**Information supplied**
....................
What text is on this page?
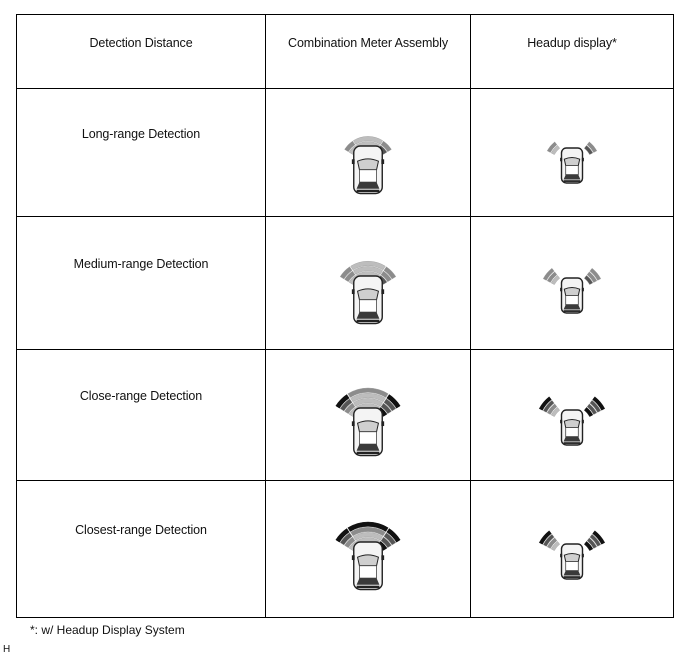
Detection Distance	Combination Meter Assembly	Headup display*

Long-range Detection

Medium-range Detection

Close-range Detection

Closest-range Detection

*: w/ Headup Display System
H
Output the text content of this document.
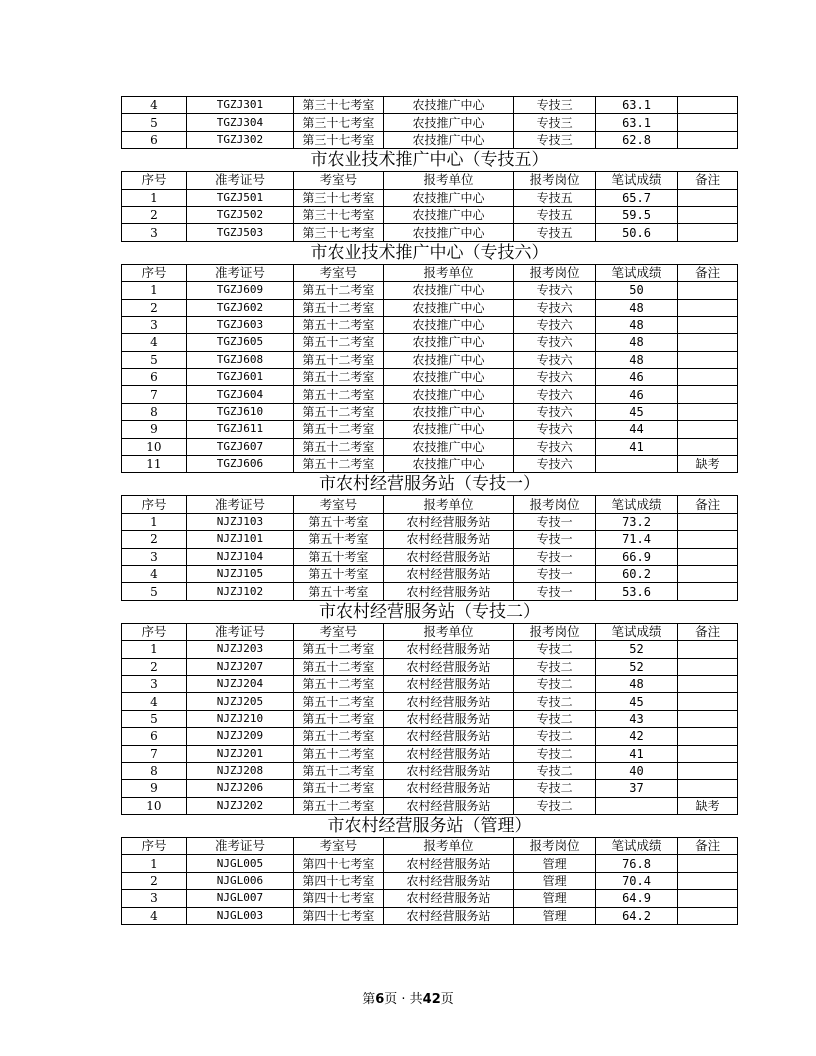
4	TGZJ301	第三十七考室	农技推广中心	专技三	63.1	
5	TGZJ304	第三十七考室	农技推广中心	专技三	63.1	
6	TGZJ302	第三十七考室	农技推广中心	专技三	62.8	
市农业技术推广中心（专技五）
序号	准考证号	考室号	报考单位	报考岗位	笔试成绩	备注
1	TGZJ501	第三十七考室	农技推广中心	专技五	65.7	
2	TGZJ502	第三十七考室	农技推广中心	专技五	59.5	
3	TGZJ503	第三十七考室	农技推广中心	专技五	50.6	
市农业技术推广中心（专技六）
序号	准考证号	考室号	报考单位	报考岗位	笔试成绩	备注
1	TGZJ609	第五十二考室	农技推广中心	专技六	50	
2	TGZJ602	第五十二考室	农技推广中心	专技六	48	
3	TGZJ603	第五十二考室	农技推广中心	专技六	48	
4	TGZJ605	第五十二考室	农技推广中心	专技六	48	
5	TGZJ608	第五十二考室	农技推广中心	专技六	48	
6	TGZJ601	第五十二考室	农技推广中心	专技六	46	
7	TGZJ604	第五十二考室	农技推广中心	专技六	46	
8	TGZJ610	第五十二考室	农技推广中心	专技六	45	
9	TGZJ611	第五十二考室	农技推广中心	专技六	44	
10	TGZJ607	第五十二考室	农技推广中心	专技六	41	
11	TGZJ606	第五十二考室	农技推广中心	专技六		缺考
市农村经营服务站（专技一）
序号	准考证号	考室号	报考单位	报考岗位	笔试成绩	备注
1	NJZJ103	第五十考室	农村经营服务站	专技一	73.2	
2	NJZJ101	第五十考室	农村经营服务站	专技一	71.4	
3	NJZJ104	第五十考室	农村经营服务站	专技一	66.9	
4	NJZJ105	第五十考室	农村经营服务站	专技一	60.2	
5	NJZJ102	第五十考室	农村经营服务站	专技一	53.6	
市农村经营服务站（专技二）
序号	准考证号	考室号	报考单位	报考岗位	笔试成绩	备注
1	NJZJ203	第五十二考室	农村经营服务站	专技二	52	
2	NJZJ207	第五十二考室	农村经营服务站	专技二	52	
3	NJZJ204	第五十二考室	农村经营服务站	专技二	48	
4	NJZJ205	第五十二考室	农村经营服务站	专技二	45	
5	NJZJ210	第五十二考室	农村经营服务站	专技二	43	
6	NJZJ209	第五十二考室	农村经营服务站	专技二	42	
7	NJZJ201	第五十二考室	农村经营服务站	专技二	41	
8	NJZJ208	第五十二考室	农村经营服务站	专技二	40	
9	NJZJ206	第五十二考室	农村经营服务站	专技二	37	
10	NJZJ202	第五十二考室	农村经营服务站	专技二		缺考
市农村经营服务站（管理）
序号	准考证号	考室号	报考单位	报考岗位	笔试成绩	备注
1	NJGL005	第四十七考室	农村经营服务站	管理	76.8	
2	NJGL006	第四十七考室	农村经营服务站	管理	70.4	
3	NJGL007	第四十七考室	农村经营服务站	管理	64.9	
4	NJGL003	第四十七考室	农村经营服务站	管理	64.2	
第6页 · 共42页
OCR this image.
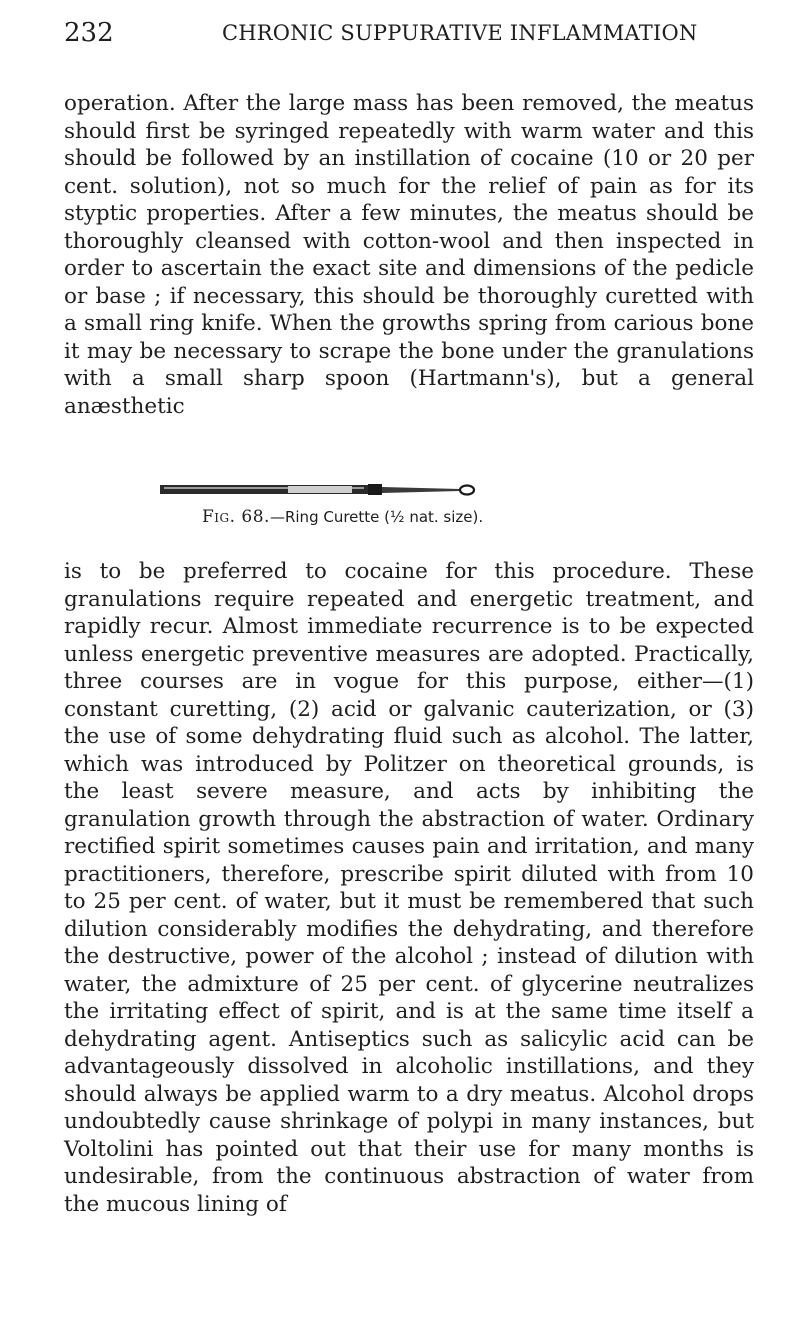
232	CHRONIC SUPPURATIVE INFLAMMATION

operation. After the large mass has been removed, the meatus should first be syringed repeatedly with warm water and this should be followed by an instillation of cocaine (10 or 20 per cent. solution), not so much for the relief of pain as for its styptic properties. After a few minutes, the meatus should be thoroughly cleansed with cotton-wool and then inspected in order to ascertain the exact site and dimensions of the pedicle or base ; if necessary, this should be thoroughly curetted with a small ring knife. When the growths spring from carious bone it may be necessary to scrape the bone under the granulations with a small sharp spoon (Hartmann's), but a general anæsthetic

Fig. 68.—Ring Curette (½ nat. size).

is to be preferred to cocaine for this procedure. These granulations require repeated and energetic treatment, and rapidly recur. Almost immediate recurrence is to be expected unless energetic preventive measures are adopted. Practically, three courses are in vogue for this purpose, either—(1) constant curetting, (2) acid or galvanic cauterization, or (3) the use of some dehydrating fluid such as alcohol. The latter, which was introduced by Politzer on theoretical grounds, is the least severe measure, and acts by inhibiting the granulation growth through the abstraction of water. Ordinary rectified spirit sometimes causes pain and irritation, and many practitioners, therefore, prescribe spirit diluted with from 10 to 25 per cent. of water, but it must be remembered that such dilution considerably modifies the dehydrating, and therefore the destructive, power of the alcohol ; instead of dilution with water, the admixture of 25 per cent. of glycerine neutralizes the irritating effect of spirit, and is at the same time itself a dehydrating agent. Antiseptics such as salicylic acid can be advantageously dissolved in alcoholic instillations, and they should always be applied warm to a dry meatus. Alcohol drops undoubtedly cause shrinkage of polypi in many instances, but Voltolini has pointed out that their use for many months is undesirable, from the continuous abstraction of water from the mucous lining of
....................
**Exercise**
Transcribe the material exactly, leaving every picture out.

**Exercise result**
What text is on this page?
Detection Distance	Combination Meter Assembly	Headup display*

Long-range Detection

Medium-range Detection

Close-range Detection

Closest-range Detection

*: w/ Headup Display System
H
Output the text content of this document.
4	TGZJ301	第三十七考室	农技推广中心	专技三	63.1	
5	TGZJ304	第三十七考室	农技推广中心	专技三	63.1	
6	TGZJ302	第三十七考室	农技推广中心	专技三	62.8	
市农业技术推广中心（专技五）
序号	准考证号	考室号	报考单位	报考岗位	笔试成绩	备注
1	TGZJ501	第三十七考室	农技推广中心	专技五	65.7	
2	TGZJ502	第三十七考室	农技推广中心	专技五	59.5	
3	TGZJ503	第三十七考室	农技推广中心	专技五	50.6	
市农业技术推广中心（专技六）
序号	准考证号	考室号	报考单位	报考岗位	笔试成绩	备注
1	TGZJ609	第五十二考室	农技推广中心	专技六	50	
2	TGZJ602	第五十二考室	农技推广中心	专技六	48	
3	TGZJ603	第五十二考室	农技推广中心	专技六	48	
4	TGZJ605	第五十二考室	农技推广中心	专技六	48	
5	TGZJ608	第五十二考室	农技推广中心	专技六	48	
6	TGZJ601	第五十二考室	农技推广中心	专技六	46	
7	TGZJ604	第五十二考室	农技推广中心	专技六	46	
8	TGZJ610	第五十二考室	农技推广中心	专技六	45	
9	TGZJ611	第五十二考室	农技推广中心	专技六	44	
10	TGZJ607	第五十二考室	农技推广中心	专技六	41	
11	TGZJ606	第五十二考室	农技推广中心	专技六		缺考
市农村经营服务站（专技一）
序号	准考证号	考室号	报考单位	报考岗位	笔试成绩	备注
1	NJZJ103	第五十考室	农村经营服务站	专技一	73.2	
2	NJZJ101	第五十考室	农村经营服务站	专技一	71.4	
3	NJZJ104	第五十考室	农村经营服务站	专技一	66.9	
4	NJZJ105	第五十考室	农村经营服务站	专技一	60.2	
5	NJZJ102	第五十考室	农村经营服务站	专技一	53.6	
市农村经营服务站（专技二）
序号	准考证号	考室号	报考单位	报考岗位	笔试成绩	备注
1	NJZJ203	第五十二考室	农村经营服务站	专技二	52	
2	NJZJ207	第五十二考室	农村经营服务站	专技二	52	
3	NJZJ204	第五十二考室	农村经营服务站	专技二	48	
4	NJZJ205	第五十二考室	农村经营服务站	专技二	45	
5	NJZJ210	第五十二考室	农村经营服务站	专技二	43	
6	NJZJ209	第五十二考室	农村经营服务站	专技二	42	
7	NJZJ201	第五十二考室	农村经营服务站	专技二	41	
8	NJZJ208	第五十二考室	农村经营服务站	专技二	40	
9	NJZJ206	第五十二考室	农村经营服务站	专技二	37	
10	NJZJ202	第五十二考室	农村经营服务站	专技二		缺考
市农村经营服务站（管理）
序号	准考证号	考室号	报考单位	报考岗位	笔试成绩	备注
1	NJGL005	第四十七考室	农村经营服务站	管理	76.8	
2	NJGL006	第四十七考室	农村经营服务站	管理	70.4	
3	NJGL007	第四十七考室	农村经营服务站	管理	64.9	
4	NJGL003	第四十七考室	农村经营服务站	管理	64.2	
第6页 · 共42页
OCR this image.
232	CHRONIC SUPPURATIVE INFLAMMATION

operation. After the large mass has been removed, the meatus should first be syringed repeatedly with warm water and this should be followed by an instillation of cocaine (10 or 20 per cent. solution), not so much for the relief of pain as for its styptic properties. After a few minutes, the meatus should be thoroughly cleansed with cotton-wool and then inspected in order to ascertain the exact site and dimensions of the pedicle or base ; if necessary, this should be thoroughly curetted with a small ring knife. When the growths spring from carious bone it may be necessary to scrape the bone under the granulations with a small sharp spoon (Hartmann's), but a general anæsthetic

Fig. 68.—Ring Curette (½ nat. size).

is to be preferred to cocaine for this procedure. These granulations require repeated and energetic treatment, and rapidly recur. Almost immediate recurrence is to be expected unless energetic preventive measures are adopted. Practically, three courses are in vogue for this purpose, either—(1) constant curetting, (2) acid or galvanic cauterization, or (3) the use of some dehydrating fluid such as alcohol. The latter, which was introduced by Politzer on theoretical grounds, is the least severe measure, and acts by inhibiting the granulation growth through the abstraction of water. Ordinary rectified spirit sometimes causes pain and irritation, and many practitioners, therefore, prescribe spirit diluted with from 10 to 25 per cent. of water, but it must be remembered that such dilution considerably modifies the dehydrating, and therefore the destructive, power of the alcohol ; instead of dilution with water, the admixture of 25 per cent. of glycerine neutralizes the irritating effect of spirit, and is at the same time itself a dehydrating agent. Antiseptics such as salicylic acid can be advantageously dissolved in alcoholic instillations, and they should always be applied warm to a dry meatus. Alcohol drops undoubtedly cause shrinkage of polypi in many instances, but Voltolini has pointed out that their use for many months is undesirable, from the continuous abstraction of water from the mucous lining of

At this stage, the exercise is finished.